Recorded data ->
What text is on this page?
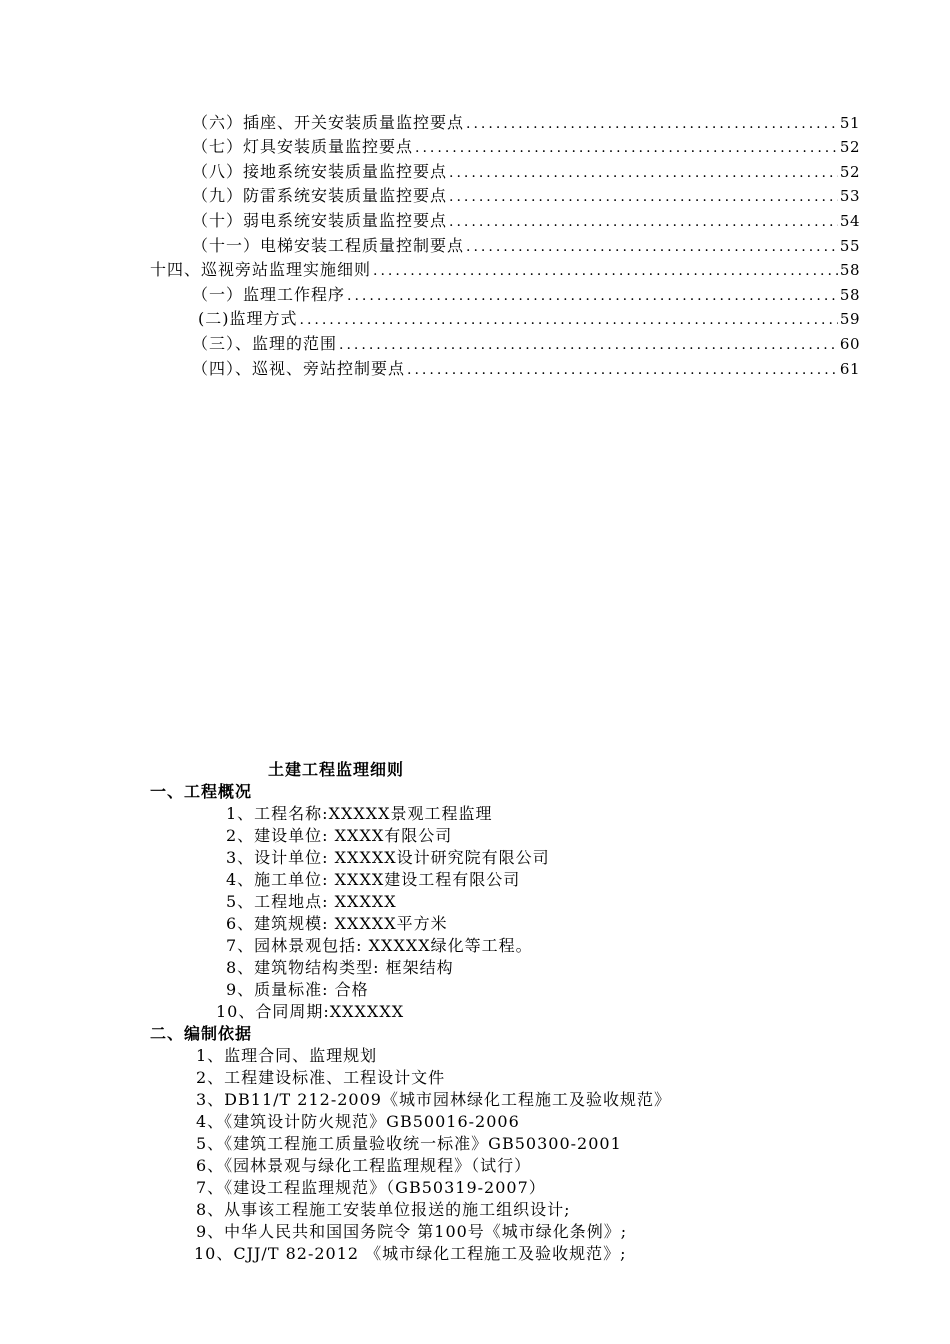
（六）插座、开关安装质量监控要点 .....	51
（七）灯具安装质量监控要点 .....	52
（八）接地系统安装质量监控要点 .....	52
（九）防雷系统安装质量监控要点 .....	53
（十）弱电系统安装质量监控要点 .....	54
（十一）电梯安装工程质量控制要点 .....	55
十四、巡视旁站监理实施细则 .....	58
（一）监理工作程序 .....	58
(二)监理方式 .....	59
（三）、监理的范围 .....	60
（四）、巡视、旁站控制要点 .....	61
土建工程监理细则
一、工程概况
1、工程名称:XXXXX景观工程监理
2、建设单位: XXXX有限公司
3、设计单位: XXXXX设计研究院有限公司
4、施工单位: XXXX建设工程有限公司
5、工程地点: XXXXX
6、建筑规模: XXXXX平方米
7、园林景观包括: XXXXX绿化等工程。
8、建筑物结构类型: 框架结构
9、质量标准: 合格
10、合同周期:XXXXXX
二、编制依据
1、监理合同、监理规划
2、工程建设标准、工程设计文件
3、DB11/T 212-2009《城市园林绿化工程施工及验收规范》
4、《建筑设计防火规范》GB50016-2006
5、《建筑工程施工质量验收统一标准》GB50300-2001
6、《园林景观与绿化工程监理规程》（试行）
7、《建设工程监理规范》（GB50319-2007）
8、从事该工程施工安装单位报送的施工组织设计;
9、中华人民共和国国务院令 第100号《城市绿化条例》;
10、CJJ/T 82-2012 《城市绿化工程施工及验收规范》;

To be done ->
Write every entry out again exactly, dropping the pictures.

The answer ->
What text is on this page?
（六）插座、开关安装质量监控要点 .....	51
（七）灯具安装质量监控要点 .....	52
（八）接地系统安装质量监控要点 .....	52
（九）防雷系统安装质量监控要点 .....	53
（十）弱电系统安装质量监控要点 .....	54
（十一）电梯安装工程质量控制要点 .....	55
十四、巡视旁站监理实施细则 .....	58
（一）监理工作程序 .....	58
(二)监理方式 .....	59
（三）、监理的范围 .....	60
（四）、巡视、旁站控制要点 .....	61
土建工程监理细则
一、工程概况
1、工程名称:XXXXX景观工程监理
2、建设单位: XXXX有限公司
3、设计单位: XXXXX设计研究院有限公司
4、施工单位: XXXX建设工程有限公司
5、工程地点: XXXXX
6、建筑规模: XXXXX平方米
7、园林景观包括: XXXXX绿化等工程。
8、建筑物结构类型: 框架结构
9、质量标准: 合格
10、合同周期:XXXXXX
二、编制依据
1、监理合同、监理规划
2、工程建设标准、工程设计文件
3、DB11/T 212-2009《城市园林绿化工程施工及验收规范》
4、《建筑设计防火规范》GB50016-2006
5、《建筑工程施工质量验收统一标准》GB50300-2001
6、《园林景观与绿化工程监理规程》（试行）
7、《建设工程监理规范》（GB50319-2007）
8、从事该工程施工安装单位报送的施工组织设计;
9、中华人民共和国国务院令 第100号《城市绿化条例》;
10、CJJ/T 82-2012 《城市绿化工程施工及验收规范》;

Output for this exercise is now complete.